Set problem: Pull every line of the entries that has the word "count".
Start of The data
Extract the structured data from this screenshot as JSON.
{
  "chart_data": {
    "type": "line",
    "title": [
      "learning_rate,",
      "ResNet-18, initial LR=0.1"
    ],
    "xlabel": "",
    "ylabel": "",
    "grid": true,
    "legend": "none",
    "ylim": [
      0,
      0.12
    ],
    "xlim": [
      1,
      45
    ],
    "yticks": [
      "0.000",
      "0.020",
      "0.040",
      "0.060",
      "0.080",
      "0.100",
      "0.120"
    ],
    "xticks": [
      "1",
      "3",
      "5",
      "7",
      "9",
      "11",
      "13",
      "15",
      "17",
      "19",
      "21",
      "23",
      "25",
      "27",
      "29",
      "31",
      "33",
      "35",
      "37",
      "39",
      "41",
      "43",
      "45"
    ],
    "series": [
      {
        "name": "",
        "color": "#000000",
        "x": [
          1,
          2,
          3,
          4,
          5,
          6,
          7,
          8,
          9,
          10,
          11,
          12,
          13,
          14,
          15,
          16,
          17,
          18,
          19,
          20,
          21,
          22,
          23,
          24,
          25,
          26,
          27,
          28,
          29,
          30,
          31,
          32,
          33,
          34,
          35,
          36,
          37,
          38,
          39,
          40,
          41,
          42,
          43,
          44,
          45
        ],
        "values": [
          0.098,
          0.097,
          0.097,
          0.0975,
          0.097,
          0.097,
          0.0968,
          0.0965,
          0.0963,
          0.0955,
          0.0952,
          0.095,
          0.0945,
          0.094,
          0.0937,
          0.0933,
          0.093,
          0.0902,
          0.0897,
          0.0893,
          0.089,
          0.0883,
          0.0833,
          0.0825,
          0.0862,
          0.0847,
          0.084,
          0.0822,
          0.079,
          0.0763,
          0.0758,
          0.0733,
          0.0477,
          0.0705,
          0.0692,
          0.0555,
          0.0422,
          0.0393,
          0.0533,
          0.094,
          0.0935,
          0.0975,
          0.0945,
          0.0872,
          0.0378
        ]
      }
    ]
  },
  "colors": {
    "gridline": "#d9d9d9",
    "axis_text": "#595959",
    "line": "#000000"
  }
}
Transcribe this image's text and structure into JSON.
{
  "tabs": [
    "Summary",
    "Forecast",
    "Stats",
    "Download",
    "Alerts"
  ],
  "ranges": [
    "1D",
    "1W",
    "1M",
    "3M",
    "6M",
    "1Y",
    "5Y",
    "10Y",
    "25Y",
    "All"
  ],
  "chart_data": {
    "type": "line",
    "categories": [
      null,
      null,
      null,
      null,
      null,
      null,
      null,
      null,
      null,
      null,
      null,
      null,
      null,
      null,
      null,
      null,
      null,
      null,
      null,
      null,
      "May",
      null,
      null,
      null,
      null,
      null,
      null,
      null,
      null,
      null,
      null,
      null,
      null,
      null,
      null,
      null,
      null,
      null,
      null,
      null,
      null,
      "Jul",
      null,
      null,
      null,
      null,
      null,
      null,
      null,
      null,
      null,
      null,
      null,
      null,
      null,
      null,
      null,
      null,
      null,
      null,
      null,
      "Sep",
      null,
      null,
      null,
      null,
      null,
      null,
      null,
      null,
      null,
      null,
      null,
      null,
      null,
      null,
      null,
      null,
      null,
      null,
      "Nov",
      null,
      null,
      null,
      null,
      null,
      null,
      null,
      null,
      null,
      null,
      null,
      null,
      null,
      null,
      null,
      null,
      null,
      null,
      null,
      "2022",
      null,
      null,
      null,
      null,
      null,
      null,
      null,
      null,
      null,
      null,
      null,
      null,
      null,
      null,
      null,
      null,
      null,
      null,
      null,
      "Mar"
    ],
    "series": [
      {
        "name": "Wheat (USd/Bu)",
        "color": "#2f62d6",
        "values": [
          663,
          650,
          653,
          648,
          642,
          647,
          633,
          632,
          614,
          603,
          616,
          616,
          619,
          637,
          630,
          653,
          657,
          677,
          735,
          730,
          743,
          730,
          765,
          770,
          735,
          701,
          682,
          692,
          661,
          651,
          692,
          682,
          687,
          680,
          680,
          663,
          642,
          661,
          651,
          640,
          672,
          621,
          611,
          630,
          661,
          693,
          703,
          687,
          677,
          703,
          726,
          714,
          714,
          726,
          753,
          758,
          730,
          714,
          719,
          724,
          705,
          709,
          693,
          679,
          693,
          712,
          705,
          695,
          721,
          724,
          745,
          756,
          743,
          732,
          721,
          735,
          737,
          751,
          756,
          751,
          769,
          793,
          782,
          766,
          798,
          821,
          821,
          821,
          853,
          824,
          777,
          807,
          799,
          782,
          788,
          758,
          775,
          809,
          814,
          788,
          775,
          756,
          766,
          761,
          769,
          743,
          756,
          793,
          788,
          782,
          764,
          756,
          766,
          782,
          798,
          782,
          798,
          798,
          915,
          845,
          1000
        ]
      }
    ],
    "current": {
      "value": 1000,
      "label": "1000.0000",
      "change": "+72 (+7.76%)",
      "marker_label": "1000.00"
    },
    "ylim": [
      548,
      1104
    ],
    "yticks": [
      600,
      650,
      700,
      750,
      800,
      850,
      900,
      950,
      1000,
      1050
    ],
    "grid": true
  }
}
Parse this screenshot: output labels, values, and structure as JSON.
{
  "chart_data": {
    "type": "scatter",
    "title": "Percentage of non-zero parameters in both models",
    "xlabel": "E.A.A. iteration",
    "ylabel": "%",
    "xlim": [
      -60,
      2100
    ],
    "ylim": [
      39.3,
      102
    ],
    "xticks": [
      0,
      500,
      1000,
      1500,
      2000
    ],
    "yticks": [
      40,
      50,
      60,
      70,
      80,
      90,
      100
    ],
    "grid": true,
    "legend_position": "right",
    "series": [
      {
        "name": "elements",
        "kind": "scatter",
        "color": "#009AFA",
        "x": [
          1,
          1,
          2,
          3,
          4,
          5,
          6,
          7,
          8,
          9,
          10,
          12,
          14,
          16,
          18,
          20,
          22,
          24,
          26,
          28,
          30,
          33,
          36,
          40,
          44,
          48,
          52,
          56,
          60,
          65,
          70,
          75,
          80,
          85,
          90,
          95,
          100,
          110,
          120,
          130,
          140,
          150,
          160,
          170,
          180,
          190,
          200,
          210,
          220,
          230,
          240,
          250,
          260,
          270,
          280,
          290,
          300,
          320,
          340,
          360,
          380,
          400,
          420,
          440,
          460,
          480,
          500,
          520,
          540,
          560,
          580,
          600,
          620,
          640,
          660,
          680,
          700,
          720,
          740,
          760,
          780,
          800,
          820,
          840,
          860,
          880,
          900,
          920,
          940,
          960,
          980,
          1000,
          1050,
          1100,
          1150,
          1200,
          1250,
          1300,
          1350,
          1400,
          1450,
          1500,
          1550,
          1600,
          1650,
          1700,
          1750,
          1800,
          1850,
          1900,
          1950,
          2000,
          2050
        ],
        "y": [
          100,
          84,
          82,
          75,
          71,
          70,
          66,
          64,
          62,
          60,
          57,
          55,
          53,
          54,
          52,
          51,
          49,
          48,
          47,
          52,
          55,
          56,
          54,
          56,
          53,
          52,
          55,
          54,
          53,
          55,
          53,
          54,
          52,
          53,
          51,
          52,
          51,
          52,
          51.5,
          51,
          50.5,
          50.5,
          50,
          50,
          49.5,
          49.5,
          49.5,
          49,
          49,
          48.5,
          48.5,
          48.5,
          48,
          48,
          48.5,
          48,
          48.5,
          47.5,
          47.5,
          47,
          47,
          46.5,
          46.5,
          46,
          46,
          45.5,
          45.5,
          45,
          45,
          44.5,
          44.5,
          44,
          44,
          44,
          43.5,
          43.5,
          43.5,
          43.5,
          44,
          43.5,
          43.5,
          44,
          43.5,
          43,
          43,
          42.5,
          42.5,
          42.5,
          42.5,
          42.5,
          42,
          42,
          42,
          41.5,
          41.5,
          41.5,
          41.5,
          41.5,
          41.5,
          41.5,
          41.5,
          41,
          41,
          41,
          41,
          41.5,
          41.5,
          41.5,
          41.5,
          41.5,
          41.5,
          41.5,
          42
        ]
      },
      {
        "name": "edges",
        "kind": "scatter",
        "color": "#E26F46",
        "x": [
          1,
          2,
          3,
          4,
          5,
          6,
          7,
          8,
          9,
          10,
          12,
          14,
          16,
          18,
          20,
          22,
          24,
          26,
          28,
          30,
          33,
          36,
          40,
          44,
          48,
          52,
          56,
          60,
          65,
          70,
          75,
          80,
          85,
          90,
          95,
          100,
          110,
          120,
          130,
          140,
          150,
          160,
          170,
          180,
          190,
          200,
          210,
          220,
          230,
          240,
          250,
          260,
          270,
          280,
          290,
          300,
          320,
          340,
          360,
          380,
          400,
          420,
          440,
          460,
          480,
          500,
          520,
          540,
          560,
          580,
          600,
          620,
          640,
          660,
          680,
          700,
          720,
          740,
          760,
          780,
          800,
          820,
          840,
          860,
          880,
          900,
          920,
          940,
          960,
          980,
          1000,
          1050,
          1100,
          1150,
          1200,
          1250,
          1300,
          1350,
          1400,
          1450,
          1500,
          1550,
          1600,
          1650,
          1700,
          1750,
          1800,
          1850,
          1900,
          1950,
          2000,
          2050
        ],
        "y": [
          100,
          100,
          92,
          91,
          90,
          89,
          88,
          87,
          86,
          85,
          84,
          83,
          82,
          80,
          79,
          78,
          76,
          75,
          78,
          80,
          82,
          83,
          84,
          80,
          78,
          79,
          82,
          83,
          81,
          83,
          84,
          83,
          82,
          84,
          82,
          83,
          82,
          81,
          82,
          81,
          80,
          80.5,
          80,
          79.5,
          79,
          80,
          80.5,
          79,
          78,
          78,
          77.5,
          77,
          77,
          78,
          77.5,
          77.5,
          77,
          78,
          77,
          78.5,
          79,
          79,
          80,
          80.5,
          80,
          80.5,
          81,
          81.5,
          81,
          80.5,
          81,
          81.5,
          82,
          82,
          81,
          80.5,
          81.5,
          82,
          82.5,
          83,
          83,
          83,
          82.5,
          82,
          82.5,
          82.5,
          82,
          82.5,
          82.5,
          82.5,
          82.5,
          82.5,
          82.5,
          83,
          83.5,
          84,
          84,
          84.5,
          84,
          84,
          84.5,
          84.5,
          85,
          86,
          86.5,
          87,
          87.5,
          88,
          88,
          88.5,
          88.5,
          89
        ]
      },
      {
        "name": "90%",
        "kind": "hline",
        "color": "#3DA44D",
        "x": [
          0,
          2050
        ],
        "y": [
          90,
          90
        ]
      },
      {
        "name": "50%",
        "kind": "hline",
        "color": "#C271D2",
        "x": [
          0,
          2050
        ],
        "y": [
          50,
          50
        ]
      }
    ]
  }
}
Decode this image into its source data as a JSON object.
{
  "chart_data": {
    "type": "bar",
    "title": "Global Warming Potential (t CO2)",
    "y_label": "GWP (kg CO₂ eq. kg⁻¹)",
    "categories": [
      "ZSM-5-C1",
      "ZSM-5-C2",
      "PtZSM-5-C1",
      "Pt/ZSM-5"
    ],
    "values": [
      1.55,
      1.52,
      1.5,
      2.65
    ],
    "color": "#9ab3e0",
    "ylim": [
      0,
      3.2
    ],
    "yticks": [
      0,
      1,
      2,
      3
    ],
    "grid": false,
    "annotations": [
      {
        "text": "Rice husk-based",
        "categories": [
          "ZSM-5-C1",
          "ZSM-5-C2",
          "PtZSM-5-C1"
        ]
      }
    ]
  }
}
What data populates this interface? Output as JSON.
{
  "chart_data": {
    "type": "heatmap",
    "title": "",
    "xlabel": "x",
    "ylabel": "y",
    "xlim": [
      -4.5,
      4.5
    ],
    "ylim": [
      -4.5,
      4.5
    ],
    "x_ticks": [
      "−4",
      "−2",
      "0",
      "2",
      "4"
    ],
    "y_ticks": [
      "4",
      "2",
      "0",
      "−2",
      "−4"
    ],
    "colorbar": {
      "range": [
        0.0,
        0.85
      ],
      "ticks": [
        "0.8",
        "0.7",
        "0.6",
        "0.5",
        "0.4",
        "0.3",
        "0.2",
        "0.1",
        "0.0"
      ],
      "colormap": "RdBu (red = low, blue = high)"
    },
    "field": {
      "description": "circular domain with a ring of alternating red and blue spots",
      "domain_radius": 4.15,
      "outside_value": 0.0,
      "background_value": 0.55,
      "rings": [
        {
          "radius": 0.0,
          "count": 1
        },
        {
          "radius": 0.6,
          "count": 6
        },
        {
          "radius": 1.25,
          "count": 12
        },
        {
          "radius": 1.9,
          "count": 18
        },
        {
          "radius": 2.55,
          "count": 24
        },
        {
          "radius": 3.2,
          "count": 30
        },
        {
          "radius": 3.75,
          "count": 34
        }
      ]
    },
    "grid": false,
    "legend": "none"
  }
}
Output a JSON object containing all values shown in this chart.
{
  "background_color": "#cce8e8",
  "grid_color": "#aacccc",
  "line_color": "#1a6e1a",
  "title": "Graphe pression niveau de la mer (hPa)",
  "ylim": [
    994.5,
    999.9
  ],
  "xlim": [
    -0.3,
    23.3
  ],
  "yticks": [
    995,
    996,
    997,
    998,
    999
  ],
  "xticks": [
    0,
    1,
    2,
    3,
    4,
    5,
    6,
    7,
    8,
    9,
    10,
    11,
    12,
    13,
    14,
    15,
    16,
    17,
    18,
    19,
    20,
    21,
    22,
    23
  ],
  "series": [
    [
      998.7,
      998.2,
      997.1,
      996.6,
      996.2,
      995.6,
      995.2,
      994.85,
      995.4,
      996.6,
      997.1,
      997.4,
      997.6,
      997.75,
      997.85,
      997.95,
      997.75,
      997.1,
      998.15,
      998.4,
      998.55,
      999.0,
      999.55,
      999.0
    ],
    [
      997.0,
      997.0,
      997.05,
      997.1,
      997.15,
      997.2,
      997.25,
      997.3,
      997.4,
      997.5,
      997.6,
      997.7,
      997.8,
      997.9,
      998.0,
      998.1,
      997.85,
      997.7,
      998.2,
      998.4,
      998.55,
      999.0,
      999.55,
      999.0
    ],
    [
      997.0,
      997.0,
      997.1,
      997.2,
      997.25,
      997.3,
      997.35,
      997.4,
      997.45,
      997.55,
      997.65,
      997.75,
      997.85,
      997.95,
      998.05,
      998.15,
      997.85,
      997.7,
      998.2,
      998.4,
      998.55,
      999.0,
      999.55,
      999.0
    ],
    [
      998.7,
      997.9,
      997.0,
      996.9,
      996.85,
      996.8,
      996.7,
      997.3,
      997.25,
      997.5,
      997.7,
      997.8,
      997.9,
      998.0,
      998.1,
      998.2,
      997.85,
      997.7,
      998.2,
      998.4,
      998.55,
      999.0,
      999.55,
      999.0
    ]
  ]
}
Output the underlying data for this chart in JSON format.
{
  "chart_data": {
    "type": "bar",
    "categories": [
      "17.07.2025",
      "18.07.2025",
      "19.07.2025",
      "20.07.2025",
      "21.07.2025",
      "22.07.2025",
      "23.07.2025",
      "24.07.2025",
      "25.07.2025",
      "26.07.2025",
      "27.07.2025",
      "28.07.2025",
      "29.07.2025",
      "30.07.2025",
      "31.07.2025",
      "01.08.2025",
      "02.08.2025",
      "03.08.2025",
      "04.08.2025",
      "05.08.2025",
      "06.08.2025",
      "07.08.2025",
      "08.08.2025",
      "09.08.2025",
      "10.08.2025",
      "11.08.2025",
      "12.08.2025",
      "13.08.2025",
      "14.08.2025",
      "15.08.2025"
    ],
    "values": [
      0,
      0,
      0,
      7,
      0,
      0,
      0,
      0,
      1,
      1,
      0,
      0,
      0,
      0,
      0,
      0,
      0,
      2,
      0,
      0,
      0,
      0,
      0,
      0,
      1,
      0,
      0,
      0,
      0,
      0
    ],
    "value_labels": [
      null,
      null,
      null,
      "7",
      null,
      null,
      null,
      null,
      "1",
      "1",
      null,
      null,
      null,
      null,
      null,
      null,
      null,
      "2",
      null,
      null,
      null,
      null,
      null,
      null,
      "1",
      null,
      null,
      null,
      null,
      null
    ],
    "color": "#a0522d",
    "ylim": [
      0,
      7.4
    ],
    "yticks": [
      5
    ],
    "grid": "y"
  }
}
End of The data
Full answer:
          "count": 1
          "count": 6
          "count": 12
          "count": 18
          "count": 24
          "count": 30
          "count": 34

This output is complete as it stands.